Spot each line that carries the word "Minimum"; copy those lines.
######
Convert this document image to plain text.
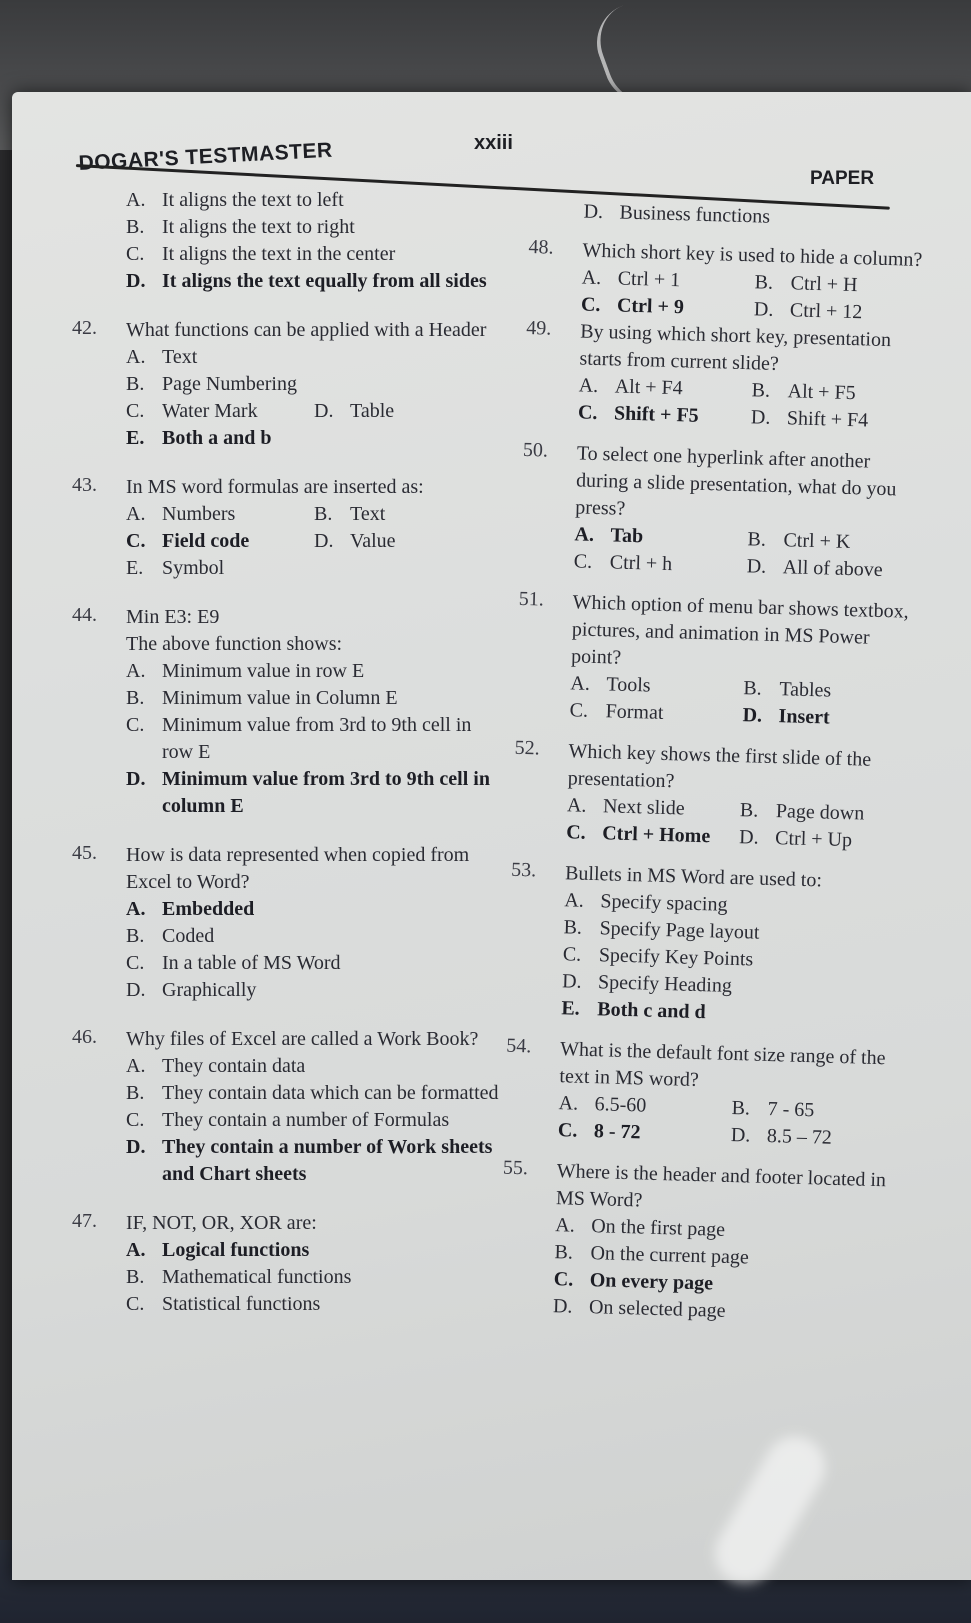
DOGAR'S TESTMASTER	xxiii
PAPER
A. It aligns the text to left
B. It aligns the text to right
C. It aligns the text in the center
D. It aligns the text equally from all sides
42. What functions can be applied with a Header
A. Text
B. Page Numbering
C. Water Mark	D. Table
E. Both a and b
43. In MS word formulas are inserted as:
A. Numbers	B. Text
C. Field code	D. Value
E. Symbol
44. Min E3: E9
The above function shows:
A. Minimum value in row E
B. Minimum value in Column E
C. Minimum value from 3rd to 9th cell in row E
D. Minimum value from 3rd to 9th cell in column E
45. How is data represented when copied from Excel to Word?
A. Embedded
B. Coded
C. In a table of MS Word
D. Graphically
46. Why files of Excel are called a Work Book?
A. They contain data
B. They contain data which can be formatted
C. They contain a number of Formulas
D. They contain a number of Work sheets and Chart sheets
47. IF, NOT, OR, XOR are:
A. Logical functions
B. Mathematical functions
C. Statistical functions
D. Business functions
48. Which short key is used to hide a column?
A. Ctrl + 1	B. Ctrl + H
C. Ctrl + 9	D. Ctrl + 12
49. By using which short key, presentation starts from current slide?
A. Alt + F4	B. Alt + F5
C. Shift + F5	D. Shift + F4
50. To select one hyperlink after another during a slide presentation, what do you press?
A. Tab	B. Ctrl + K
C. Ctrl + h	D. All of above
51. Which option of menu bar shows textbox, pictures, and animation in MS Power point?
A. Tools	B. Tables
C. Format	D. Insert
52. Which key shows the first slide of the presentation?
A. Next slide	B. Page down
C. Ctrl + Home D. Ctrl + Up
53. Bullets in MS Word are used to:
A. Specify spacing
B. Specify Page layout
C. Specify Key Points
D. Specify Heading
E. Both c and d
54. What is the default font size range of the text in MS word?
A. 6.5-60	B. 7 - 65
C. 8 - 72	D. 8.5 – 72
55. Where is the header and footer located in MS Word?
A. On the first page
B. On the current page
C. On every page
D. On selected page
######
**Exercise result**
A. Minimum value in row E
B. Minimum value in Column E
C. Minimum value from 3rd to 9th cell in row E
D. Minimum value from 3rd to 9th cell in column E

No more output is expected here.